# Directions
From the records below, state how many lines hold the string "Output", without any other text.

# Exercise material
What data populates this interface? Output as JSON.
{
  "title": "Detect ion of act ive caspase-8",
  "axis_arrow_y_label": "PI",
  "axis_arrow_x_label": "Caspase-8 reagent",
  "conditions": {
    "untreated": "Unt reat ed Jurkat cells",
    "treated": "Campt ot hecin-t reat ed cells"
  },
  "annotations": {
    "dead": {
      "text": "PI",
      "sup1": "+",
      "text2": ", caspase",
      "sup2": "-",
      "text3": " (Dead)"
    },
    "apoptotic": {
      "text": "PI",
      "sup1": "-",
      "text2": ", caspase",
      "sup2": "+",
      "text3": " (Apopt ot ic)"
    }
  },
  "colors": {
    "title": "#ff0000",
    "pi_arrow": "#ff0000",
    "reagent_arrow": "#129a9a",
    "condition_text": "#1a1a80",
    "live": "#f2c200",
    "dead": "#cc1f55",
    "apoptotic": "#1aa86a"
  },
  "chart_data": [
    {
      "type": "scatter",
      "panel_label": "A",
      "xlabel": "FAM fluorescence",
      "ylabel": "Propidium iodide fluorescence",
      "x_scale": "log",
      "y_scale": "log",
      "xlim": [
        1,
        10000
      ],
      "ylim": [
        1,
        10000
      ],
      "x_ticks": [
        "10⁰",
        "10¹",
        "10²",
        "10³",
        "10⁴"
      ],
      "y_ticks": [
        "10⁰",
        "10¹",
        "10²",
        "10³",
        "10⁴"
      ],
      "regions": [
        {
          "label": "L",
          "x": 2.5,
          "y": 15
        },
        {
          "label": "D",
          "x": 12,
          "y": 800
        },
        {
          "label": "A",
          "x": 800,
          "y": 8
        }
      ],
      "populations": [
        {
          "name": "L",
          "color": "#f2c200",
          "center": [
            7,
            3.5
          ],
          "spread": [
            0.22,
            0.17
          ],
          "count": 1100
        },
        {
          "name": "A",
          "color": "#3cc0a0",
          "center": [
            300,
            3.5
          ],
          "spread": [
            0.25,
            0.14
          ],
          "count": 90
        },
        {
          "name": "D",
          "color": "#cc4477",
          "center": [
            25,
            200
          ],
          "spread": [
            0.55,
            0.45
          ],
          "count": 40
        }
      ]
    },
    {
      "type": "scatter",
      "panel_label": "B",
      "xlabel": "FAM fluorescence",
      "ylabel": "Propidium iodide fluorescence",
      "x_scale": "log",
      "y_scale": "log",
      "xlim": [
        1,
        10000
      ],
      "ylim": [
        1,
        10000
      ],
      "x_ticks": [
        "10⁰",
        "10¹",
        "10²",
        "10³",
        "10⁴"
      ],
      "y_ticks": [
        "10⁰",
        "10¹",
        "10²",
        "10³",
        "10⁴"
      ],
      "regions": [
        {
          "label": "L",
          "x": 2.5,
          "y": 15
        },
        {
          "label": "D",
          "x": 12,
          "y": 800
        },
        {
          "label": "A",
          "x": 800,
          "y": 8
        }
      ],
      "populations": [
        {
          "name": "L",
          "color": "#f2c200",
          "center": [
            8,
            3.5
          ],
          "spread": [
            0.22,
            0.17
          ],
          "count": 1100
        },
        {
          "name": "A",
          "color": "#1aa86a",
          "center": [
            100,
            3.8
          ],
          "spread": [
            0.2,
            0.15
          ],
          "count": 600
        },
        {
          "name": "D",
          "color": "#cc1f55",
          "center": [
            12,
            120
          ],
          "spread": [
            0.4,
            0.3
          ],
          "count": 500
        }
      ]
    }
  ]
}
...
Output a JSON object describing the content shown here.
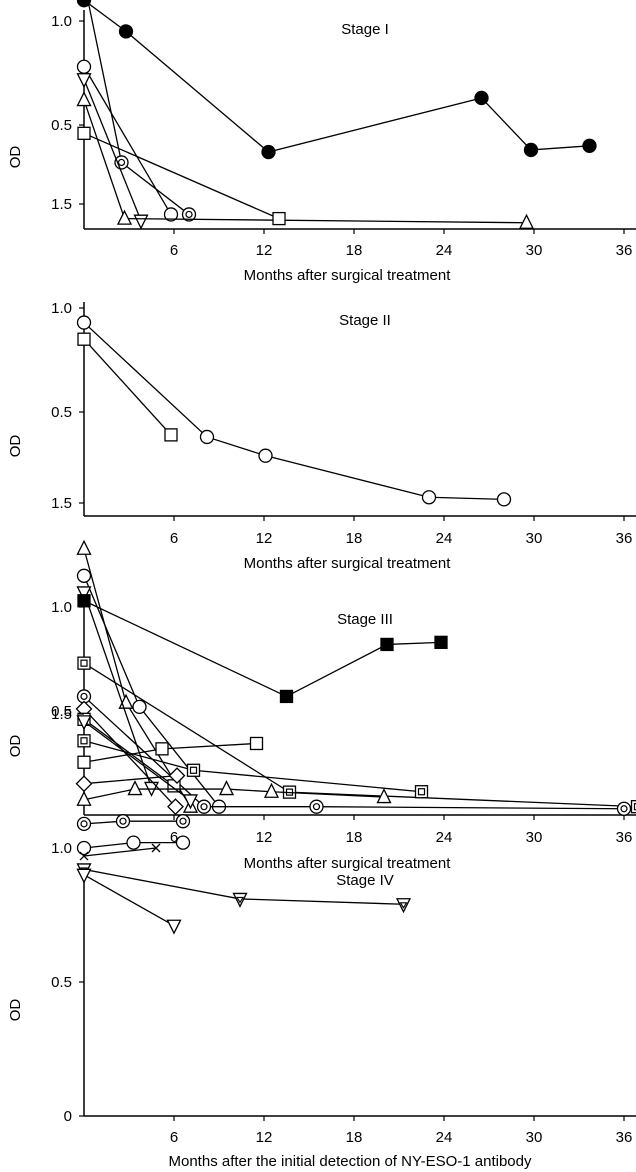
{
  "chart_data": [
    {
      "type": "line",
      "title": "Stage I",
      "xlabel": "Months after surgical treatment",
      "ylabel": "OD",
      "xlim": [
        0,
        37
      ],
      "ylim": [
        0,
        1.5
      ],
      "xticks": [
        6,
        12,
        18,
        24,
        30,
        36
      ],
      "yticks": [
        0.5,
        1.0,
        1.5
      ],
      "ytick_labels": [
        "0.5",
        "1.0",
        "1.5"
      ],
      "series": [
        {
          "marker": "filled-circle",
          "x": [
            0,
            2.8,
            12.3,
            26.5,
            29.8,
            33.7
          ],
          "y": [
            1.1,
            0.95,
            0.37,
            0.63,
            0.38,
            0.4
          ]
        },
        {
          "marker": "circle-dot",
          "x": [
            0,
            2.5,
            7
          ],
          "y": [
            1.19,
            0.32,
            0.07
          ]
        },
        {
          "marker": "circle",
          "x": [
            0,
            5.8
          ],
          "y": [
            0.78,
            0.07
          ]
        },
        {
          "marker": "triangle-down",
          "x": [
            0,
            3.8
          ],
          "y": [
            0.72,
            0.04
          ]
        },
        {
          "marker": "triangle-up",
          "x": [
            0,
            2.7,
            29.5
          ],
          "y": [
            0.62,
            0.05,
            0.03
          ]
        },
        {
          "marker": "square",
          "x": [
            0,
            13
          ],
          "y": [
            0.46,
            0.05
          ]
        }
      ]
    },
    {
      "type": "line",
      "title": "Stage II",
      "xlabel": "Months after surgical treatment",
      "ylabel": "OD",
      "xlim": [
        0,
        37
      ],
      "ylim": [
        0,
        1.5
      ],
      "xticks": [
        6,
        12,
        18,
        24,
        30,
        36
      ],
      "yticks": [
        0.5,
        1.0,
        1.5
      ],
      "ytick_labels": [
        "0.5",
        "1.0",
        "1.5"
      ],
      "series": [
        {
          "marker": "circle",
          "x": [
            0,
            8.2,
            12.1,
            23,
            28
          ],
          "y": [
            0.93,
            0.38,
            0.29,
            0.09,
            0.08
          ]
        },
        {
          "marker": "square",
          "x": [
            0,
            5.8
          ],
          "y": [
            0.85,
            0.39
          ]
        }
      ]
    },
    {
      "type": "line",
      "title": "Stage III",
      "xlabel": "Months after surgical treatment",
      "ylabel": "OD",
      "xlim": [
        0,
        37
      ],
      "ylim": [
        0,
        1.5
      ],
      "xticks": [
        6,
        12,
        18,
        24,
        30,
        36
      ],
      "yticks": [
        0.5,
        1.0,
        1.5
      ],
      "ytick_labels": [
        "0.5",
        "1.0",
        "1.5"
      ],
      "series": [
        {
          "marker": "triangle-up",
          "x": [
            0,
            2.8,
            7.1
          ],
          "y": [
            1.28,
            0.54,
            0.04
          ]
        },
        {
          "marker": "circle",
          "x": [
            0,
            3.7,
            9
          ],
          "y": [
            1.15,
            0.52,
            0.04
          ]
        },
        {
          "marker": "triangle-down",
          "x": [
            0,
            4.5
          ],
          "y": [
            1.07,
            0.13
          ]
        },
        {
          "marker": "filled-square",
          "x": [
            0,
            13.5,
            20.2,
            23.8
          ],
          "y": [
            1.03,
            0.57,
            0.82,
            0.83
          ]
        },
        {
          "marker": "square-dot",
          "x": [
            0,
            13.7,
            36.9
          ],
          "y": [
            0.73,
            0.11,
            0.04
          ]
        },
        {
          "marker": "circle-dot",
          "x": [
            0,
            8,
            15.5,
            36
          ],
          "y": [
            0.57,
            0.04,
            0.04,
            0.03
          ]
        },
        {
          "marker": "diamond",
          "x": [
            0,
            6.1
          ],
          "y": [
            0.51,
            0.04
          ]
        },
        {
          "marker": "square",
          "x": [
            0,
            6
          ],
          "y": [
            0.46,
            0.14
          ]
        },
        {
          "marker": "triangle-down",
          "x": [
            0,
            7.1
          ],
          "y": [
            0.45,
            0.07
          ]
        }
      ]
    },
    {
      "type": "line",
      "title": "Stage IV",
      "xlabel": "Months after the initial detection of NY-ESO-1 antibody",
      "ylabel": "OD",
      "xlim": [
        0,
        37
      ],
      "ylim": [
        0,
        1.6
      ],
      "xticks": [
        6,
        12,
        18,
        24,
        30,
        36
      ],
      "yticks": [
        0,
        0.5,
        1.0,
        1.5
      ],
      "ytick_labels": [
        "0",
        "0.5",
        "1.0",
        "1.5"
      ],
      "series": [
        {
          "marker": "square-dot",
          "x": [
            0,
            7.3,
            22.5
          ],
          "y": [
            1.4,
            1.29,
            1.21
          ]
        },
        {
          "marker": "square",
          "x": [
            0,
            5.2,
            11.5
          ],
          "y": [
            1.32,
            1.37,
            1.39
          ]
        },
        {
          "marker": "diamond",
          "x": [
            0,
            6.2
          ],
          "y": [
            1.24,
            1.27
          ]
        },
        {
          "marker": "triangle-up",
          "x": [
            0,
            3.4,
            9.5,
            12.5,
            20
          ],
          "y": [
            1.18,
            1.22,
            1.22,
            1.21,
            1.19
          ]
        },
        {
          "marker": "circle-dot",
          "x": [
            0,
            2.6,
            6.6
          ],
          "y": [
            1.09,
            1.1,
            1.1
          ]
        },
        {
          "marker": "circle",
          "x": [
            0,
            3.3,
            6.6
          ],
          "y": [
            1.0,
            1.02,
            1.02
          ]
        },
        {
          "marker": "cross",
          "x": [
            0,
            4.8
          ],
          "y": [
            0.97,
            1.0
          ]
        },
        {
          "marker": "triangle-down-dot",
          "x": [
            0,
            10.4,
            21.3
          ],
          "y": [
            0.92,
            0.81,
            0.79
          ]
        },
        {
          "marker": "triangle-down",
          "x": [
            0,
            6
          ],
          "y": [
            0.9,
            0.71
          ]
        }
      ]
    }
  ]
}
---
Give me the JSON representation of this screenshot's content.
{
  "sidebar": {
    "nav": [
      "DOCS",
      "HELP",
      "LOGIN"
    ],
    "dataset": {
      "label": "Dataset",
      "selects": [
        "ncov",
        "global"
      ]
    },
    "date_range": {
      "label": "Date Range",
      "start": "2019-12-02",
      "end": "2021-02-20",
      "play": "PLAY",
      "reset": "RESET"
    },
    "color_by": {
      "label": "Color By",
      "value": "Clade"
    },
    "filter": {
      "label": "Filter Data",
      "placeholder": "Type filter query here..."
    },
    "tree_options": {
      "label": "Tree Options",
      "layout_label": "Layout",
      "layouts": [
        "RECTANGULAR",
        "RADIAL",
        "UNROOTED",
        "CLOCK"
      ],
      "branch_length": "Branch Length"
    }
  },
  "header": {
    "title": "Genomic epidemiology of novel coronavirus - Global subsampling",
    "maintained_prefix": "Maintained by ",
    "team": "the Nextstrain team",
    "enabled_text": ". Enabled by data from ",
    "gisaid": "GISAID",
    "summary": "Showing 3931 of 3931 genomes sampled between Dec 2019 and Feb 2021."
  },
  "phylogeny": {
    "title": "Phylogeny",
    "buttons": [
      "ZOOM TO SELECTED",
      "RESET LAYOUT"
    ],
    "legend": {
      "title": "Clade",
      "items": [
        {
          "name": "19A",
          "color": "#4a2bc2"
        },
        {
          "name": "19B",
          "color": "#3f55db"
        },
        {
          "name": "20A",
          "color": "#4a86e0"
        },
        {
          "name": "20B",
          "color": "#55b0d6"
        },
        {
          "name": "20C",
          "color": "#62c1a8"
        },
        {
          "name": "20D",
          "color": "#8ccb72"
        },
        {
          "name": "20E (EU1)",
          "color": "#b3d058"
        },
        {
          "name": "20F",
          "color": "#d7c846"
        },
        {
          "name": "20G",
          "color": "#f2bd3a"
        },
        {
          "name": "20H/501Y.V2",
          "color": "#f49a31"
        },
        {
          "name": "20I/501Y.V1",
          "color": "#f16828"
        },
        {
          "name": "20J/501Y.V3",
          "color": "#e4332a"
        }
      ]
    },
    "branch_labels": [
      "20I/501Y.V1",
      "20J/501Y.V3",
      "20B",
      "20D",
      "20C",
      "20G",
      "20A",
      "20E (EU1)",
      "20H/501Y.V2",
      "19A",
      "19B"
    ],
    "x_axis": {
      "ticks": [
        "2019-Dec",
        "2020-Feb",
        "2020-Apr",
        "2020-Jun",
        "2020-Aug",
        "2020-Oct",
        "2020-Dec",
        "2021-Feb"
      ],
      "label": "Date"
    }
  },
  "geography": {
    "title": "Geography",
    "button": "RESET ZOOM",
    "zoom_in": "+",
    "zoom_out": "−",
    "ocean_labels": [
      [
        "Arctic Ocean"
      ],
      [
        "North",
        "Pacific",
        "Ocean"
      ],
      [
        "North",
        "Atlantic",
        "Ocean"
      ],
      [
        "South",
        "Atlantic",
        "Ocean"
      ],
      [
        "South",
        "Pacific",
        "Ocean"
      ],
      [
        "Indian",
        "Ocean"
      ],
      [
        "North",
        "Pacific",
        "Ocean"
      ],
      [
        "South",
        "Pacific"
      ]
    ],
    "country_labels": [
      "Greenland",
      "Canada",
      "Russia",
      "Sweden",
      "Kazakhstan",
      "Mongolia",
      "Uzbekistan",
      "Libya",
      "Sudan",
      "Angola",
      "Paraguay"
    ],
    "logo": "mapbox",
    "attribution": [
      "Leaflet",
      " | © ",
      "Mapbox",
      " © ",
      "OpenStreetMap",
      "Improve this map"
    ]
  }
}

# Written response
2